■ EXERCISE BRIEF:
Quote every line as given.

Start RECORDED DATA

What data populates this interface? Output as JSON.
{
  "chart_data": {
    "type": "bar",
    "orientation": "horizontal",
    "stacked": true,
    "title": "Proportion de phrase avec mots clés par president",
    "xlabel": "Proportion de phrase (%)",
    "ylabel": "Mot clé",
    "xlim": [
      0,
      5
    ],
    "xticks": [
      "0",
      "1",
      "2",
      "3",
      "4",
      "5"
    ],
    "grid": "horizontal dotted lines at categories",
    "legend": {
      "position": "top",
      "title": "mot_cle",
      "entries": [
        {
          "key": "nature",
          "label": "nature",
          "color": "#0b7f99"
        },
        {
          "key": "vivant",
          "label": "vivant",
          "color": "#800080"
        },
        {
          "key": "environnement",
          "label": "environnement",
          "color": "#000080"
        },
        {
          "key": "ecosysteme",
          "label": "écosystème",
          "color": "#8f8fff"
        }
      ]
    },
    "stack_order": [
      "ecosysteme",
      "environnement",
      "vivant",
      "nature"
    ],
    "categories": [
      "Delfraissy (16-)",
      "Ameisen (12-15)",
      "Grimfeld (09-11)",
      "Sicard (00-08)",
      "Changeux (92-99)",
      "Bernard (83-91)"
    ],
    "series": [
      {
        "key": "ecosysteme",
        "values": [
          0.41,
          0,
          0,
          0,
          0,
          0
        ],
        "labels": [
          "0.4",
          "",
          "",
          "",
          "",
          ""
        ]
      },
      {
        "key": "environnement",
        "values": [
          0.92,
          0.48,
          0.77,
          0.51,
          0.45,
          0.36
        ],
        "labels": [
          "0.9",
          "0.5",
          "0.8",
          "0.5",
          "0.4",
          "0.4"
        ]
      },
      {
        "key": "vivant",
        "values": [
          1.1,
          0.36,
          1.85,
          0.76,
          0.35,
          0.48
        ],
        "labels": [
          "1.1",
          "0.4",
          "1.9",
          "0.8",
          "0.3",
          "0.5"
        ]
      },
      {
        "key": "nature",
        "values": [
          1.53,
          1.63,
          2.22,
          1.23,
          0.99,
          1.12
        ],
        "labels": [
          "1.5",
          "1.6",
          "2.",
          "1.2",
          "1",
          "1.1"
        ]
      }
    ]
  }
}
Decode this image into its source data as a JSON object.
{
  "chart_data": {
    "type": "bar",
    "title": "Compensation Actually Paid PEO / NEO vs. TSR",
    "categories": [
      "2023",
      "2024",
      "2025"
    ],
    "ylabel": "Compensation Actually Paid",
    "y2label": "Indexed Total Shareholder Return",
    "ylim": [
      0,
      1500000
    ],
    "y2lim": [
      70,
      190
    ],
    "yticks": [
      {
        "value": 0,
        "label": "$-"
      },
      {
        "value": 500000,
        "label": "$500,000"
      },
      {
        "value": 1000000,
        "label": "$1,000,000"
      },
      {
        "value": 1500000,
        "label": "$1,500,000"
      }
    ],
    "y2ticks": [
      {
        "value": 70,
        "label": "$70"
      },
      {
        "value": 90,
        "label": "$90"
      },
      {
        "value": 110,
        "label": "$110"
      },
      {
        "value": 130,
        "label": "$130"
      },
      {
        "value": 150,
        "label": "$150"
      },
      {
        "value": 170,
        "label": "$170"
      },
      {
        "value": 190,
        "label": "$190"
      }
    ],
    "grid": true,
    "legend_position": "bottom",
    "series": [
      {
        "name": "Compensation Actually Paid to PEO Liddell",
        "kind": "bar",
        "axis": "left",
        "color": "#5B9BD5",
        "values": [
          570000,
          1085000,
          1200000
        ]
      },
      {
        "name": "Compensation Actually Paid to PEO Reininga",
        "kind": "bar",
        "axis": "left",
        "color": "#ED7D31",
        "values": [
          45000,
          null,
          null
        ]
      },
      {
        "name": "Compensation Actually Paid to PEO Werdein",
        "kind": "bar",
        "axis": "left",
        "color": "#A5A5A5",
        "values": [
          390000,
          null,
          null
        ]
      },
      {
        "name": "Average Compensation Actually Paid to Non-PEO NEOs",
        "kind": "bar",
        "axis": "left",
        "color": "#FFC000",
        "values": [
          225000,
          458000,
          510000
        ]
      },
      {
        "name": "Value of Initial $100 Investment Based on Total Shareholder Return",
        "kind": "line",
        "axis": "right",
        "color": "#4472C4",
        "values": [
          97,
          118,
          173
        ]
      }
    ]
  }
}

End RECORDED DATA

■ PROBLEM SOLUTION:
What data populates this interface? Output as JSON.
{
  "chart_data": {
    "type": "bar",
    "orientation": "horizontal",
    "stacked": true,
    "title": "Proportion de phrase avec mots clés par president",
    "xlabel": "Proportion de phrase (%)",
    "ylabel": "Mot clé",
    "xlim": [
      0,
      5
    ],
    "xticks": [
      "0",
      "1",
      "2",
      "3",
      "4",
      "5"
    ],
    "grid": "horizontal dotted lines at categories",
    "legend": {
      "position": "top",
      "title": "mot_cle",
      "entries": [
        {
          "key": "nature",
          "label": "nature",
          "color": "#0b7f99"
        },
        {
          "key": "vivant",
          "label": "vivant",
          "color": "#800080"
        },
        {
          "key": "environnement",
          "label": "environnement",
          "color": "#000080"
        },
        {
          "key": "ecosysteme",
          "label": "écosystème",
          "color": "#8f8fff"
        }
      ]
    },
    "stack_order": [
      "ecosysteme",
      "environnement",
      "vivant",
      "nature"
    ],
    "categories": [
      "Delfraissy (16-)",
      "Ameisen (12-15)",
      "Grimfeld (09-11)",
      "Sicard (00-08)",
      "Changeux (92-99)",
      "Bernard (83-91)"
    ],
    "series": [
      {
        "key": "ecosysteme",
        "values": [
          0.41,
          0,
          0,
          0,
          0,
          0
        ],
        "labels": [
          "0.4",
          "",
          "",
          "",
          "",
          ""
        ]
      },
      {
        "key": "environnement",
        "values": [
          0.92,
          0.48,
          0.77,
          0.51,
          0.45,
          0.36
        ],
        "labels": [
          "0.9",
          "0.5",
          "0.8",
          "0.5",
          "0.4",
          "0.4"
        ]
      },
      {
        "key": "vivant",
        "values": [
          1.1,
          0.36,
          1.85,
          0.76,
          0.35,
          0.48
        ],
        "labels": [
          "1.1",
          "0.4",
          "1.9",
          "0.8",
          "0.3",
          "0.5"
        ]
      },
      {
        "key": "nature",
        "values": [
          1.53,
          1.63,
          2.22,
          1.23,
          0.99,
          1.12
        ],
        "labels": [
          "1.5",
          "1.6",
          "2.",
          "1.2",
          "1",
          "1.1"
        ]
      }
    ]
  }
}
Decode this image into its source data as a JSON object.
{
  "chart_data": {
    "type": "bar",
    "title": "Compensation Actually Paid PEO / NEO vs. TSR",
    "categories": [
      "2023",
      "2024",
      "2025"
    ],
    "ylabel": "Compensation Actually Paid",
    "y2label": "Indexed Total Shareholder Return",
    "ylim": [
      0,
      1500000
    ],
    "y2lim": [
      70,
      190
    ],
    "yticks": [
      {
        "value": 0,
        "label": "$-"
      },
      {
        "value": 500000,
        "label": "$500,000"
      },
      {
        "value": 1000000,
        "label": "$1,000,000"
      },
      {
        "value": 1500000,
        "label": "$1,500,000"
      }
    ],
    "y2ticks": [
      {
        "value": 70,
        "label": "$70"
      },
      {
        "value": 90,
        "label": "$90"
      },
      {
        "value": 110,
        "label": "$110"
      },
      {
        "value": 130,
        "label": "$130"
      },
      {
        "value": 150,
        "label": "$150"
      },
      {
        "value": 170,
        "label": "$170"
      },
      {
        "value": 190,
        "label": "$190"
      }
    ],
    "grid": true,
    "legend_position": "bottom",
    "series": [
      {
        "name": "Compensation Actually Paid to PEO Liddell",
        "kind": "bar",
        "axis": "left",
        "color": "#5B9BD5",
        "values": [
          570000,
          1085000,
          1200000
        ]
      },
      {
        "name": "Compensation Actually Paid to PEO Reininga",
        "kind": "bar",
        "axis": "left",
        "color": "#ED7D31",
        "values": [
          45000,
          null,
          null
        ]
      },
      {
        "name": "Compensation Actually Paid to PEO Werdein",
        "kind": "bar",
        "axis": "left",
        "color": "#A5A5A5",
        "values": [
          390000,
          null,
          null
        ]
      },
      {
        "name": "Average Compensation Actually Paid to Non-PEO NEOs",
        "kind": "bar",
        "axis": "left",
        "color": "#FFC000",
        "values": [
          225000,
          458000,
          510000
        ]
      },
      {
        "name": "Value of Initial $100 Investment Based on Total Shareholder Return",
        "kind": "line",
        "axis": "right",
        "color": "#4472C4",
        "values": [
          97,
          118,
          173
        ]
      }
    ]
  }
}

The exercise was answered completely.